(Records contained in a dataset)
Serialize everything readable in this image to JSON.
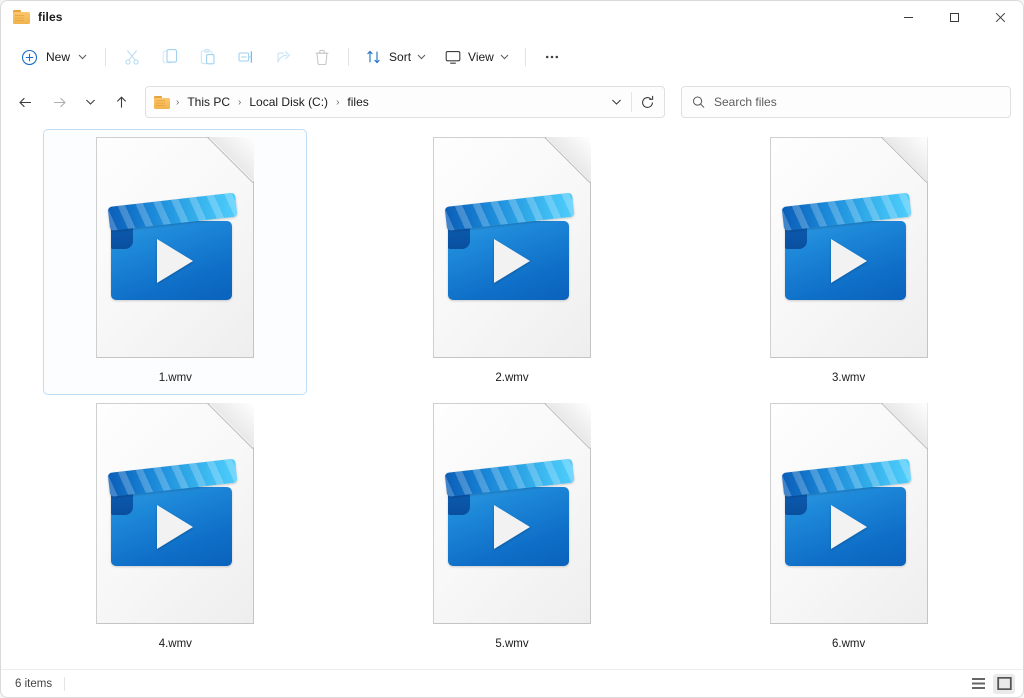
{
  "window": {
    "title": "files",
    "folder_icon": "folder-icon",
    "controls": {
      "minimize": "minimize-icon",
      "maximize": "maximize-icon",
      "close": "close-icon"
    }
  },
  "toolbar": {
    "new_label": "New",
    "new_icon": "plus-circle-icon",
    "cut_icon": "scissors-icon",
    "copy_icon": "copy-icon",
    "paste_icon": "paste-icon",
    "rename_icon": "rename-icon",
    "share_icon": "share-icon",
    "delete_icon": "trash-icon",
    "sort_label": "Sort",
    "sort_icon": "sort-arrows-icon",
    "view_label": "View",
    "view_icon": "monitor-icon",
    "more_label": "•••",
    "chevron": ""
  },
  "navigation": {
    "back_icon": "arrow-left-icon",
    "forward_icon": "arrow-right-icon",
    "recent_icon": "chevron-down-icon",
    "up_icon": "arrow-up-icon",
    "refresh_icon": "refresh-icon",
    "address_chevron_icon": "chevron-down-icon"
  },
  "breadcrumb": {
    "icon": "folder-icon",
    "separator": "›",
    "items": [
      {
        "label": "This PC"
      },
      {
        "label": "Local Disk (C:)"
      },
      {
        "label": "files"
      }
    ]
  },
  "search": {
    "placeholder": "Search files",
    "value": "",
    "icon": "search-icon"
  },
  "files": [
    {
      "name": "1.wmv",
      "type": "wmv",
      "selected": true
    },
    {
      "name": "2.wmv",
      "type": "wmv",
      "selected": false
    },
    {
      "name": "3.wmv",
      "type": "wmv",
      "selected": false
    },
    {
      "name": "4.wmv",
      "type": "wmv",
      "selected": false
    },
    {
      "name": "5.wmv",
      "type": "wmv",
      "selected": false
    },
    {
      "name": "6.wmv",
      "type": "wmv",
      "selected": false
    }
  ],
  "status": {
    "item_count": "6 items",
    "details_view_icon": "list-view-icon",
    "large_icons_view_icon": "large-icons-view-icon"
  },
  "colors": {
    "accent": "#0f6fc8",
    "selection_border": "#bfdef5",
    "selection_fill": "#fbfdff",
    "folder_yellow": "#f0b44e",
    "disabled_icon": "#b9dcf5",
    "window_bg": "#ffffff"
  }
}
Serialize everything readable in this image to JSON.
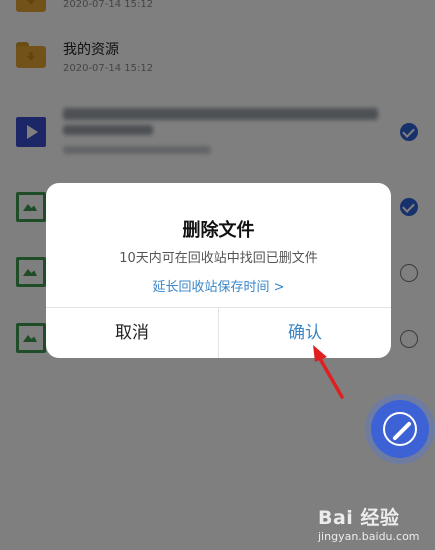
{
  "files": [
    {
      "name": "",
      "date": "2020-07-14 15:12",
      "type": "folder"
    },
    {
      "name": "我的资源",
      "date": "2020-07-14 15:12",
      "type": "folder"
    },
    {
      "name": "",
      "date": "",
      "type": "video",
      "checked": true
    },
    {
      "name": "",
      "date": "",
      "type": "image",
      "checked": true
    },
    {
      "name": "",
      "date": "",
      "type": "image",
      "checked": false
    },
    {
      "name": "",
      "date": "",
      "type": "image",
      "checked": false
    }
  ],
  "dialog": {
    "title": "删除文件",
    "message": "10天内可在回收站中找回已删文件",
    "link": "延长回收站保存时间 >",
    "cancel_label": "取消",
    "confirm_label": "确认"
  },
  "fab": {
    "icon": "compass-icon"
  },
  "watermark": {
    "brand": "Bai 经验",
    "url": "jingyan.baidu.com"
  },
  "colors": {
    "accent": "#3a86c8",
    "fab": "#3c62d6",
    "check": "#2f62d8"
  }
}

• What you should do:
Return the whole listing, word for word, and leave out every picture.

• Response below:
Serialize everything readable in this image to JSON.
{
  "window": {
    "title": "files",
    "folder_icon": "folder-icon",
    "controls": {
      "minimize": "minimize-icon",
      "maximize": "maximize-icon",
      "close": "close-icon"
    }
  },
  "toolbar": {
    "new_label": "New",
    "new_icon": "plus-circle-icon",
    "cut_icon": "scissors-icon",
    "copy_icon": "copy-icon",
    "paste_icon": "paste-icon",
    "rename_icon": "rename-icon",
    "share_icon": "share-icon",
    "delete_icon": "trash-icon",
    "sort_label": "Sort",
    "sort_icon": "sort-arrows-icon",
    "view_label": "View",
    "view_icon": "monitor-icon",
    "more_label": "•••",
    "chevron": ""
  },
  "navigation": {
    "back_icon": "arrow-left-icon",
    "forward_icon": "arrow-right-icon",
    "recent_icon": "chevron-down-icon",
    "up_icon": "arrow-up-icon",
    "refresh_icon": "refresh-icon",
    "address_chevron_icon": "chevron-down-icon"
  },
  "breadcrumb": {
    "icon": "folder-icon",
    "separator": "›",
    "items": [
      {
        "label": "This PC"
      },
      {
        "label": "Local Disk (C:)"
      },
      {
        "label": "files"
      }
    ]
  },
  "search": {
    "placeholder": "Search files",
    "value": "",
    "icon": "search-icon"
  },
  "files": [
    {
      "name": "1.wmv",
      "type": "wmv",
      "selected": true
    },
    {
      "name": "2.wmv",
      "type": "wmv",
      "selected": false
    },
    {
      "name": "3.wmv",
      "type": "wmv",
      "selected": false
    },
    {
      "name": "4.wmv",
      "type": "wmv",
      "selected": false
    },
    {
      "name": "5.wmv",
      "type": "wmv",
      "selected": false
    },
    {
      "name": "6.wmv",
      "type": "wmv",
      "selected": false
    }
  ],
  "status": {
    "item_count": "6 items",
    "details_view_icon": "list-view-icon",
    "large_icons_view_icon": "large-icons-view-icon"
  },
  "colors": {
    "accent": "#0f6fc8",
    "selection_border": "#bfdef5",
    "selection_fill": "#fbfdff",
    "folder_yellow": "#f0b44e",
    "disabled_icon": "#b9dcf5",
    "window_bg": "#ffffff"
  }
}
Serialize everything readable in this image to JSON.
{
  "files": [
    {
      "name": "",
      "date": "2020-07-14 15:12",
      "type": "folder"
    },
    {
      "name": "我的资源",
      "date": "2020-07-14 15:12",
      "type": "folder"
    },
    {
      "name": "",
      "date": "",
      "type": "video",
      "checked": true
    },
    {
      "name": "",
      "date": "",
      "type": "image",
      "checked": true
    },
    {
      "name": "",
      "date": "",
      "type": "image",
      "checked": false
    },
    {
      "name": "",
      "date": "",
      "type": "image",
      "checked": false
    }
  ],
  "dialog": {
    "title": "删除文件",
    "message": "10天内可在回收站中找回已删文件",
    "link": "延长回收站保存时间 >",
    "cancel_label": "取消",
    "confirm_label": "确认"
  },
  "fab": {
    "icon": "compass-icon"
  },
  "watermark": {
    "brand": "Bai 经验",
    "url": "jingyan.baidu.com"
  },
  "colors": {
    "accent": "#3a86c8",
    "fab": "#3c62d6",
    "check": "#2f62d8"
  }
}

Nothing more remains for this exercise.